- _REQUEST_
Select lines where the word "JSON" appears.
======== MATERIAL FOR THE TASK ========
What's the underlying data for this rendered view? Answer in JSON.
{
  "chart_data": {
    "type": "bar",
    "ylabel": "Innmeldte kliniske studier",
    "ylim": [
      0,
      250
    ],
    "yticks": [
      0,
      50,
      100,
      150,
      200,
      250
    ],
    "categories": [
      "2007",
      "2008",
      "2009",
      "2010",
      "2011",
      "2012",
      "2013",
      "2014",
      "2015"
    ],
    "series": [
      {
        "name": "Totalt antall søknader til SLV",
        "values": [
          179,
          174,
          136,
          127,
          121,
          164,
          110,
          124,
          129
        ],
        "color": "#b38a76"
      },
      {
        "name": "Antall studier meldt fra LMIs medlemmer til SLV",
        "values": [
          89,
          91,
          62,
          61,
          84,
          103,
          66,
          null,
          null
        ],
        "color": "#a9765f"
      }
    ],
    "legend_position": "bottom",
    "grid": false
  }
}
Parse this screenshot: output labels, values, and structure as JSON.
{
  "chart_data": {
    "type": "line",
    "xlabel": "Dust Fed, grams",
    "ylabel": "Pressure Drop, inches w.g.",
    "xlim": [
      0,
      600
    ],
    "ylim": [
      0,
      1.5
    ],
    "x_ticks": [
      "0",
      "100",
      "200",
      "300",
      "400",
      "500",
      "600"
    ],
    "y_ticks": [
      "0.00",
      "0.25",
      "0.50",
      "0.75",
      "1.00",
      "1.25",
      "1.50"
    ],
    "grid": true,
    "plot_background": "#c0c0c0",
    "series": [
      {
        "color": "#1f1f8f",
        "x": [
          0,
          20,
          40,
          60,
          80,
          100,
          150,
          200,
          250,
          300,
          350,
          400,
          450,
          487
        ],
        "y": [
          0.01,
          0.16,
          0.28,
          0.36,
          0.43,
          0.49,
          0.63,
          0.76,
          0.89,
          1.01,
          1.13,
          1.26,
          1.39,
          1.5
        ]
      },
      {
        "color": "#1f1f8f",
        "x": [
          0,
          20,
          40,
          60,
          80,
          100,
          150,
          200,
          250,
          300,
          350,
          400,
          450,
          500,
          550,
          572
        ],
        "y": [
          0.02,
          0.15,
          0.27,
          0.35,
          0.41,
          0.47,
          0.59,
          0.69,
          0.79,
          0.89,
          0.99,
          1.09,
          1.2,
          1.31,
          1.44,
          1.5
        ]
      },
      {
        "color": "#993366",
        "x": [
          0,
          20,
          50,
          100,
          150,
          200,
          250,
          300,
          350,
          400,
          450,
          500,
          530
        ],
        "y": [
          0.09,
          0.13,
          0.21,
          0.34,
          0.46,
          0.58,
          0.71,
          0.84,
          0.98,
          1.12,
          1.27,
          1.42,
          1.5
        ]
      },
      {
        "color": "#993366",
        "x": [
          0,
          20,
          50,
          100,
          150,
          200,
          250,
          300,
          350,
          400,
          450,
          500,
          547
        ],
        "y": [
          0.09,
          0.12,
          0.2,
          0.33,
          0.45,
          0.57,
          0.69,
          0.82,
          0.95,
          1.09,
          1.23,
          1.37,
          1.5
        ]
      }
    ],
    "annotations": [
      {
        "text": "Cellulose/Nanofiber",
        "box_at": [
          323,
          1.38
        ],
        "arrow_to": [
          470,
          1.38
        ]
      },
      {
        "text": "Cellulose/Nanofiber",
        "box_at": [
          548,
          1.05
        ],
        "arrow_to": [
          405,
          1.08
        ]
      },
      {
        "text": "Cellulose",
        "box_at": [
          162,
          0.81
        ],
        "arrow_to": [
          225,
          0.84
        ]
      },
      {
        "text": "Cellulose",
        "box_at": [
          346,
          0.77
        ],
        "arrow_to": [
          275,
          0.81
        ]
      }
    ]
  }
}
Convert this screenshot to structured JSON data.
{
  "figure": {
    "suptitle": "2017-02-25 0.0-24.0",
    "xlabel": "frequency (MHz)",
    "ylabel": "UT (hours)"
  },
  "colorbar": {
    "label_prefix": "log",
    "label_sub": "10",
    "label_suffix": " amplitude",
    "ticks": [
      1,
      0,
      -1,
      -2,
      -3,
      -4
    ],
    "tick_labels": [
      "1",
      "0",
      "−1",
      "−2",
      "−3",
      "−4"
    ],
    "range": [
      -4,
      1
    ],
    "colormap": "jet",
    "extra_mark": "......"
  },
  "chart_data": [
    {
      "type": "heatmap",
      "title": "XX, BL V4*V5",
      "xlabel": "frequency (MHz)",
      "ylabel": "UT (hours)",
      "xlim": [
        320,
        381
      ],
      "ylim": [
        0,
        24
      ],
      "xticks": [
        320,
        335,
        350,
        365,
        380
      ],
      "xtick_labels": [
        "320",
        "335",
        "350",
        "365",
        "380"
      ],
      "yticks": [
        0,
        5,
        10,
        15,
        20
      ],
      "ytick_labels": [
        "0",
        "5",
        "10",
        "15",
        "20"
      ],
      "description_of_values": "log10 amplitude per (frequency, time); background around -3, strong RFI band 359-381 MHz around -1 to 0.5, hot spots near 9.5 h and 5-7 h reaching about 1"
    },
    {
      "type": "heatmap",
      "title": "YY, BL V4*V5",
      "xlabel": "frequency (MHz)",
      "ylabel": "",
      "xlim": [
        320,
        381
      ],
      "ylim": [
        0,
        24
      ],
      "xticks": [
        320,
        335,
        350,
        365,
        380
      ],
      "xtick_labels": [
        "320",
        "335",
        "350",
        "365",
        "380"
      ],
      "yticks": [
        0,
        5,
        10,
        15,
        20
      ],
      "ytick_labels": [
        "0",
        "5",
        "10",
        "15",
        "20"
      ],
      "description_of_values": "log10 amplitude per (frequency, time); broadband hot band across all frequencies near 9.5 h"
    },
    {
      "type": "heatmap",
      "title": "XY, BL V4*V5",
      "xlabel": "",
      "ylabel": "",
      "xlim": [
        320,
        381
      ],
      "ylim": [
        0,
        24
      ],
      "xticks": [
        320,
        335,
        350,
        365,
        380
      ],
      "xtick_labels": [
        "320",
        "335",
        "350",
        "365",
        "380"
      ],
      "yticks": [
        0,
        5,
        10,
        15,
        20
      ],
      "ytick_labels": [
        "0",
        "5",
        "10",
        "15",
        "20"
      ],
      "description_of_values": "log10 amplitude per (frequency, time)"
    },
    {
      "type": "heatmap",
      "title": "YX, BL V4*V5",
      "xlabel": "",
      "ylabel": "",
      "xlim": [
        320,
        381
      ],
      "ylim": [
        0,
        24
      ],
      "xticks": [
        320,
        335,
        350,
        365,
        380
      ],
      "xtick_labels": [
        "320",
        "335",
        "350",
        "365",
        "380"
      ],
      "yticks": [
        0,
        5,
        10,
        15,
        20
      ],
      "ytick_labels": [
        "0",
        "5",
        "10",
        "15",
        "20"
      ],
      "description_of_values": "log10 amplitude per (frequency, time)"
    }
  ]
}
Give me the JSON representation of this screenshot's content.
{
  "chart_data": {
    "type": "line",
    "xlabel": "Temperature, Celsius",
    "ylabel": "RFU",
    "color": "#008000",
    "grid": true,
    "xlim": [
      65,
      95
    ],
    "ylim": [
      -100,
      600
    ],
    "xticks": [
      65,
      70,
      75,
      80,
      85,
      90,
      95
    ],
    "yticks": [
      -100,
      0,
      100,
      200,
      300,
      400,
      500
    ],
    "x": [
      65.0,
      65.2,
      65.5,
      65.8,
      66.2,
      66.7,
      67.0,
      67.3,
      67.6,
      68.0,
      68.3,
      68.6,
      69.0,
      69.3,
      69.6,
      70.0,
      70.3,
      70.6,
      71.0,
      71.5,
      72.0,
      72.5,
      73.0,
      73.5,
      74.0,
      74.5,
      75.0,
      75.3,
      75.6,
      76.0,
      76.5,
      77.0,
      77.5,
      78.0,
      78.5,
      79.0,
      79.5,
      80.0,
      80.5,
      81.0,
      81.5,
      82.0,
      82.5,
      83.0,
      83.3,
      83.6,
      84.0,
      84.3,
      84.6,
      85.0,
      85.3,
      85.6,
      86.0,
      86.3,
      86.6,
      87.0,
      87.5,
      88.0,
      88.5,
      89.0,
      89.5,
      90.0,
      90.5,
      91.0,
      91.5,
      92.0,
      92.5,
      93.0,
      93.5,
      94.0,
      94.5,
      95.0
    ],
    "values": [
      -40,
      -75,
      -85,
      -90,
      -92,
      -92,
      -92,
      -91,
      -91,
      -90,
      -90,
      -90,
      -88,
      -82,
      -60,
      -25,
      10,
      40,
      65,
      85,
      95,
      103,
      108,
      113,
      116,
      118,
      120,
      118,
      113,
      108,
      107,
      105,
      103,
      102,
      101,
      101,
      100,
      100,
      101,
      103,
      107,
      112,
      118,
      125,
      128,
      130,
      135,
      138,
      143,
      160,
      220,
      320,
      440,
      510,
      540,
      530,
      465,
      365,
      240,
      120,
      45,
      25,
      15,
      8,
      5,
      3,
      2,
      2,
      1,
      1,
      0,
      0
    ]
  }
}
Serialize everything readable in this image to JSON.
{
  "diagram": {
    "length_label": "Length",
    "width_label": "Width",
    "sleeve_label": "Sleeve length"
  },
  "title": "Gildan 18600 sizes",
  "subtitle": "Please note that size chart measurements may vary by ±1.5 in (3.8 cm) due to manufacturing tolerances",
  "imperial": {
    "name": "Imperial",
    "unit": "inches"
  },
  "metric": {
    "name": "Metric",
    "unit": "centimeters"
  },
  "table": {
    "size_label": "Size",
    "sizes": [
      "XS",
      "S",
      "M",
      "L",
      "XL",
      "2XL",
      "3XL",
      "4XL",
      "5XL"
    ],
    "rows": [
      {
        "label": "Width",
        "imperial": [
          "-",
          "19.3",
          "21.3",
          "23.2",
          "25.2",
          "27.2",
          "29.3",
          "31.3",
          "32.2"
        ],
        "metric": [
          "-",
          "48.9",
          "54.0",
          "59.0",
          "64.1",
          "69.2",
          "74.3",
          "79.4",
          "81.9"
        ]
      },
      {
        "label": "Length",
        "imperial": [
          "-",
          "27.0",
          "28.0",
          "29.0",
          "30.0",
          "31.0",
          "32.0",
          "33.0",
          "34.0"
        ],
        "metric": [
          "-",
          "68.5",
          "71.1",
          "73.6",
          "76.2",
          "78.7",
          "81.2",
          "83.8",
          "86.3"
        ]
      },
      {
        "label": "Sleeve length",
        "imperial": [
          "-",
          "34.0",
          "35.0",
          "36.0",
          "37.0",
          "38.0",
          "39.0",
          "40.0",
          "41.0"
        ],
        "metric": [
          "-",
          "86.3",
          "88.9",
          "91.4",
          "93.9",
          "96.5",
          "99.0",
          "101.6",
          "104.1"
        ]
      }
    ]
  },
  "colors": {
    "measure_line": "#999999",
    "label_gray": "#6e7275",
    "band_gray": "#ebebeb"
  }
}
========
- _COMPLETE ANSWER_
What's the underlying data for this rendered view? Answer in JSON.
Parse this screenshot: output labels, values, and structure as JSON.
Convert this screenshot to structured JSON data.
Give me the JSON representation of this screenshot's content.
Serialize everything readable in this image to JSON.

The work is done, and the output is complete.